▼▼▼
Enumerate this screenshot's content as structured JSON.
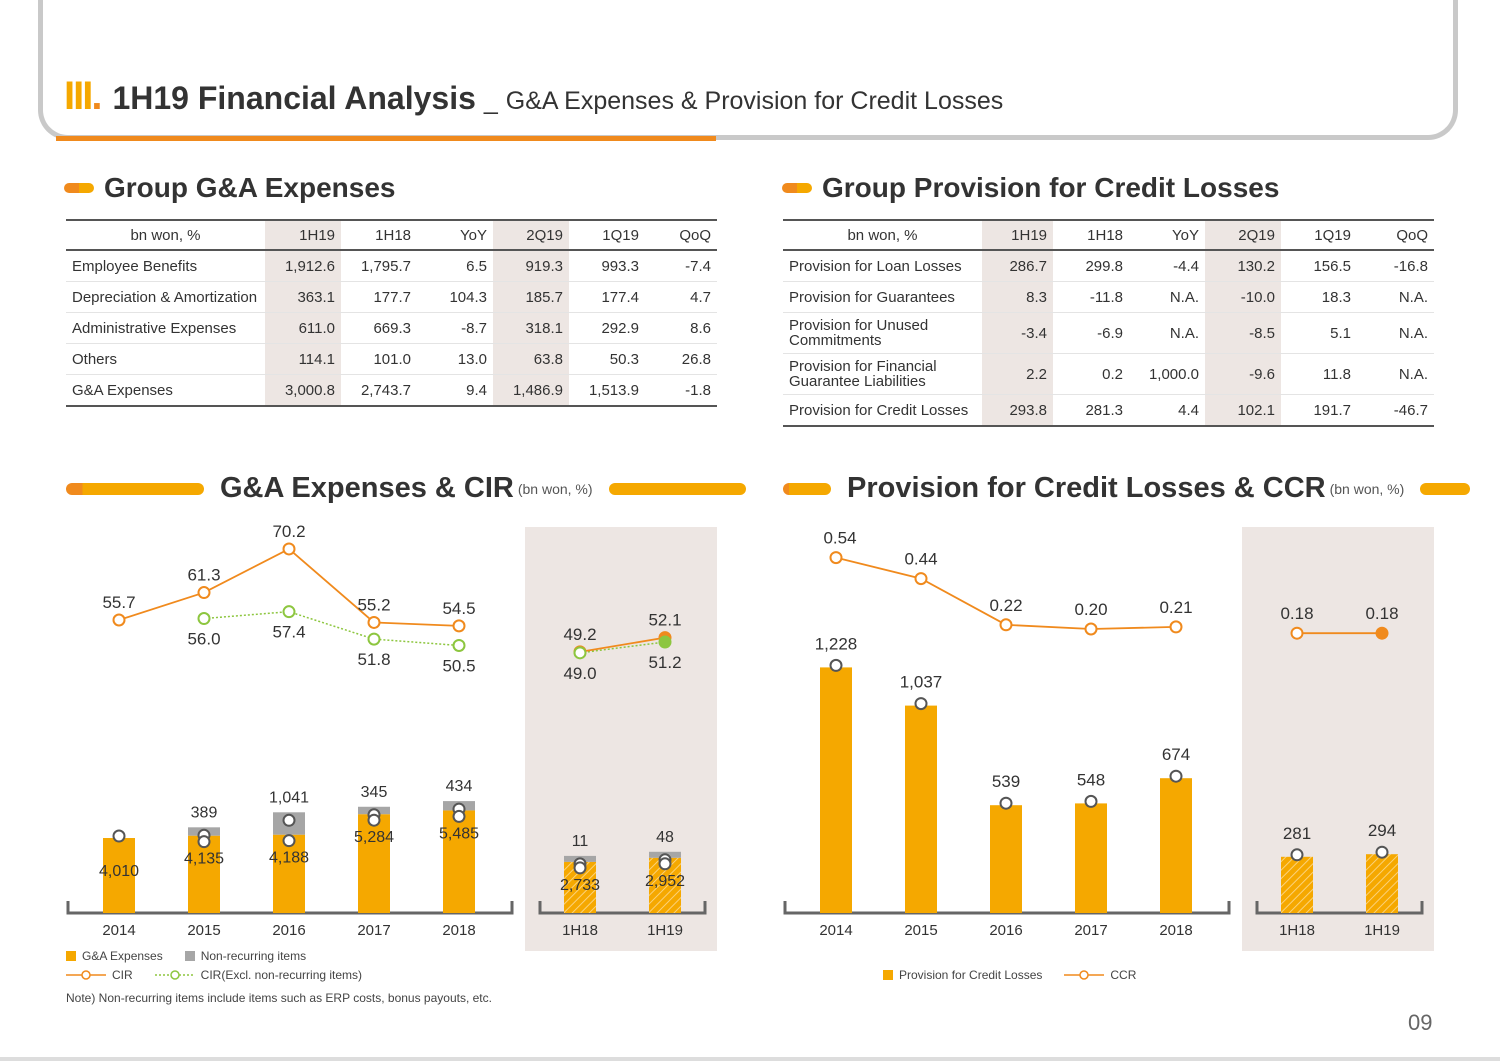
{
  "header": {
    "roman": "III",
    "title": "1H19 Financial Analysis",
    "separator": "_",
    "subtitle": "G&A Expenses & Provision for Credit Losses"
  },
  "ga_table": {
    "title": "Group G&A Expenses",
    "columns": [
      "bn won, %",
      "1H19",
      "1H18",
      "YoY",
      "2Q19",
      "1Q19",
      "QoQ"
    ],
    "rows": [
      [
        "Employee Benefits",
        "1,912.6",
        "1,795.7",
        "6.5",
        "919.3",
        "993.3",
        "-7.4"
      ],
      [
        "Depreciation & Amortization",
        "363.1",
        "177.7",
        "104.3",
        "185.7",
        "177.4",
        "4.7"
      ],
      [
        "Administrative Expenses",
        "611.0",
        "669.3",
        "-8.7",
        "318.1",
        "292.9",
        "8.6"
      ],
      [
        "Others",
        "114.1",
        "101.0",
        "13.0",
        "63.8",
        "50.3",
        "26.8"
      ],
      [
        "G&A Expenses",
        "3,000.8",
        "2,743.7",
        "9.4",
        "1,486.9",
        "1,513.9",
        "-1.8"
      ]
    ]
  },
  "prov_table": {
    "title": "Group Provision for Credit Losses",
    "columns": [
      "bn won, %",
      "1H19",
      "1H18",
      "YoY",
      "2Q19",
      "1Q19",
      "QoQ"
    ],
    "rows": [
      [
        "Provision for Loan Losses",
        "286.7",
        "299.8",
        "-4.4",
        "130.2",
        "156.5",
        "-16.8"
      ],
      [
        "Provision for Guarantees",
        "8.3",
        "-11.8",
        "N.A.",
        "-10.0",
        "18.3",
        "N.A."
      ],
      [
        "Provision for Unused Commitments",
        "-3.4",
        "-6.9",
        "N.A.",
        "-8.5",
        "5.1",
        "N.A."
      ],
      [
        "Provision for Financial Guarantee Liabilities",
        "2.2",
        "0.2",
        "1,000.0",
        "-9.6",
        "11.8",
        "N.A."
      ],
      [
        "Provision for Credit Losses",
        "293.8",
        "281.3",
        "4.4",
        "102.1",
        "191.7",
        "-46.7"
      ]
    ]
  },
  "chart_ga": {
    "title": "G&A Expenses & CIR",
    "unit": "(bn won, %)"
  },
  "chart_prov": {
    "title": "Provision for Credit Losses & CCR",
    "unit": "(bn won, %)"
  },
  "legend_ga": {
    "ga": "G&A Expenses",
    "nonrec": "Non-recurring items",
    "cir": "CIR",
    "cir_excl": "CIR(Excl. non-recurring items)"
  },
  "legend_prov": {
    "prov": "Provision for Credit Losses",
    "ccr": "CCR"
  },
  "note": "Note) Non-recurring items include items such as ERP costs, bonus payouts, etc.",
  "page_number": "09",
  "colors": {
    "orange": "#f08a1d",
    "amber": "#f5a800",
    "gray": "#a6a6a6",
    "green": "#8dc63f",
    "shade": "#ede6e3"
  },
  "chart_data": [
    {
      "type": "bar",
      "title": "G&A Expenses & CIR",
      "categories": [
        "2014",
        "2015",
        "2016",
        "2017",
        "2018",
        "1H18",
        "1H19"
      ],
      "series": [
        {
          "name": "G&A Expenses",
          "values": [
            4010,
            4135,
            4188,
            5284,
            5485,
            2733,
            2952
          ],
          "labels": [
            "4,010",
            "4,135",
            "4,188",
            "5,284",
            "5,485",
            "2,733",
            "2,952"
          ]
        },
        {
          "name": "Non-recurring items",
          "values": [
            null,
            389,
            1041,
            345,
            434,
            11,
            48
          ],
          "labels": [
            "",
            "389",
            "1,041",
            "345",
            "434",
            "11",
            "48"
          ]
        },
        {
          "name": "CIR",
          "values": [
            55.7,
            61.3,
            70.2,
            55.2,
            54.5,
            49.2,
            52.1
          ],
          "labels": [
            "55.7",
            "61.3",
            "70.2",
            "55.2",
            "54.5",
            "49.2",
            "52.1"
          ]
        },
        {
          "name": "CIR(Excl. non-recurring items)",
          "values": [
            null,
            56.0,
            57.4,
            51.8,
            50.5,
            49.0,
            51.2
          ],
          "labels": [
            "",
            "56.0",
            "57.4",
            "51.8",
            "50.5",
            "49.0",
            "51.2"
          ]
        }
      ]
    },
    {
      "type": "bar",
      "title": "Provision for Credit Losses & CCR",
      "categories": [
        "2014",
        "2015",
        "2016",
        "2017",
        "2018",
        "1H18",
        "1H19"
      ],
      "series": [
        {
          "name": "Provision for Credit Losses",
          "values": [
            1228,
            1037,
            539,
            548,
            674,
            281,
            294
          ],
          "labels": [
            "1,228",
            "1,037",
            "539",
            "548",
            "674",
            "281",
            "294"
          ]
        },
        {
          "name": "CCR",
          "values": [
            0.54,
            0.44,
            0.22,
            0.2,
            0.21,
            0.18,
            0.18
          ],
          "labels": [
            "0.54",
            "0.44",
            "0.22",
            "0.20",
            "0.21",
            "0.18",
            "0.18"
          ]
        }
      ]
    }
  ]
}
▲▲▲
Leave the pictures out and output the rest of the listing exactly.

■ RESPONSE TO THIS TASK
Enumerate this screenshot's content as structured JSON.
{
  "header": {
    "roman": "III",
    "title": "1H19 Financial Analysis",
    "separator": "_",
    "subtitle": "G&A Expenses & Provision for Credit Losses"
  },
  "ga_table": {
    "title": "Group G&A Expenses",
    "columns": [
      "bn won, %",
      "1H19",
      "1H18",
      "YoY",
      "2Q19",
      "1Q19",
      "QoQ"
    ],
    "rows": [
      [
        "Employee Benefits",
        "1,912.6",
        "1,795.7",
        "6.5",
        "919.3",
        "993.3",
        "-7.4"
      ],
      [
        "Depreciation & Amortization",
        "363.1",
        "177.7",
        "104.3",
        "185.7",
        "177.4",
        "4.7"
      ],
      [
        "Administrative Expenses",
        "611.0",
        "669.3",
        "-8.7",
        "318.1",
        "292.9",
        "8.6"
      ],
      [
        "Others",
        "114.1",
        "101.0",
        "13.0",
        "63.8",
        "50.3",
        "26.8"
      ],
      [
        "G&A Expenses",
        "3,000.8",
        "2,743.7",
        "9.4",
        "1,486.9",
        "1,513.9",
        "-1.8"
      ]
    ]
  },
  "prov_table": {
    "title": "Group Provision for Credit Losses",
    "columns": [
      "bn won, %",
      "1H19",
      "1H18",
      "YoY",
      "2Q19",
      "1Q19",
      "QoQ"
    ],
    "rows": [
      [
        "Provision for Loan Losses",
        "286.7",
        "299.8",
        "-4.4",
        "130.2",
        "156.5",
        "-16.8"
      ],
      [
        "Provision for Guarantees",
        "8.3",
        "-11.8",
        "N.A.",
        "-10.0",
        "18.3",
        "N.A."
      ],
      [
        "Provision for Unused Commitments",
        "-3.4",
        "-6.9",
        "N.A.",
        "-8.5",
        "5.1",
        "N.A."
      ],
      [
        "Provision for Financial Guarantee Liabilities",
        "2.2",
        "0.2",
        "1,000.0",
        "-9.6",
        "11.8",
        "N.A."
      ],
      [
        "Provision for Credit Losses",
        "293.8",
        "281.3",
        "4.4",
        "102.1",
        "191.7",
        "-46.7"
      ]
    ]
  },
  "chart_ga": {
    "title": "G&A Expenses & CIR",
    "unit": "(bn won, %)"
  },
  "chart_prov": {
    "title": "Provision for Credit Losses & CCR",
    "unit": "(bn won, %)"
  },
  "legend_ga": {
    "ga": "G&A Expenses",
    "nonrec": "Non-recurring items",
    "cir": "CIR",
    "cir_excl": "CIR(Excl. non-recurring items)"
  },
  "legend_prov": {
    "prov": "Provision for Credit Losses",
    "ccr": "CCR"
  },
  "note": "Note) Non-recurring items include items such as ERP costs, bonus payouts, etc.",
  "page_number": "09",
  "colors": {
    "orange": "#f08a1d",
    "amber": "#f5a800",
    "gray": "#a6a6a6",
    "green": "#8dc63f",
    "shade": "#ede6e3"
  },
  "chart_data": [
    {
      "type": "bar",
      "title": "G&A Expenses & CIR",
      "categories": [
        "2014",
        "2015",
        "2016",
        "2017",
        "2018",
        "1H18",
        "1H19"
      ],
      "series": [
        {
          "name": "G&A Expenses",
          "values": [
            4010,
            4135,
            4188,
            5284,
            5485,
            2733,
            2952
          ],
          "labels": [
            "4,010",
            "4,135",
            "4,188",
            "5,284",
            "5,485",
            "2,733",
            "2,952"
          ]
        },
        {
          "name": "Non-recurring items",
          "values": [
            null,
            389,
            1041,
            345,
            434,
            11,
            48
          ],
          "labels": [
            "",
            "389",
            "1,041",
            "345",
            "434",
            "11",
            "48"
          ]
        },
        {
          "name": "CIR",
          "values": [
            55.7,
            61.3,
            70.2,
            55.2,
            54.5,
            49.2,
            52.1
          ],
          "labels": [
            "55.7",
            "61.3",
            "70.2",
            "55.2",
            "54.5",
            "49.2",
            "52.1"
          ]
        },
        {
          "name": "CIR(Excl. non-recurring items)",
          "values": [
            null,
            56.0,
            57.4,
            51.8,
            50.5,
            49.0,
            51.2
          ],
          "labels": [
            "",
            "56.0",
            "57.4",
            "51.8",
            "50.5",
            "49.0",
            "51.2"
          ]
        }
      ]
    },
    {
      "type": "bar",
      "title": "Provision for Credit Losses & CCR",
      "categories": [
        "2014",
        "2015",
        "2016",
        "2017",
        "2018",
        "1H18",
        "1H19"
      ],
      "series": [
        {
          "name": "Provision for Credit Losses",
          "values": [
            1228,
            1037,
            539,
            548,
            674,
            281,
            294
          ],
          "labels": [
            "1,228",
            "1,037",
            "539",
            "548",
            "674",
            "281",
            "294"
          ]
        },
        {
          "name": "CCR",
          "values": [
            0.54,
            0.44,
            0.22,
            0.2,
            0.21,
            0.18,
            0.18
          ],
          "labels": [
            "0.54",
            "0.44",
            "0.22",
            "0.20",
            "0.21",
            "0.18",
            "0.18"
          ]
        }
      ]
    }
  ]
}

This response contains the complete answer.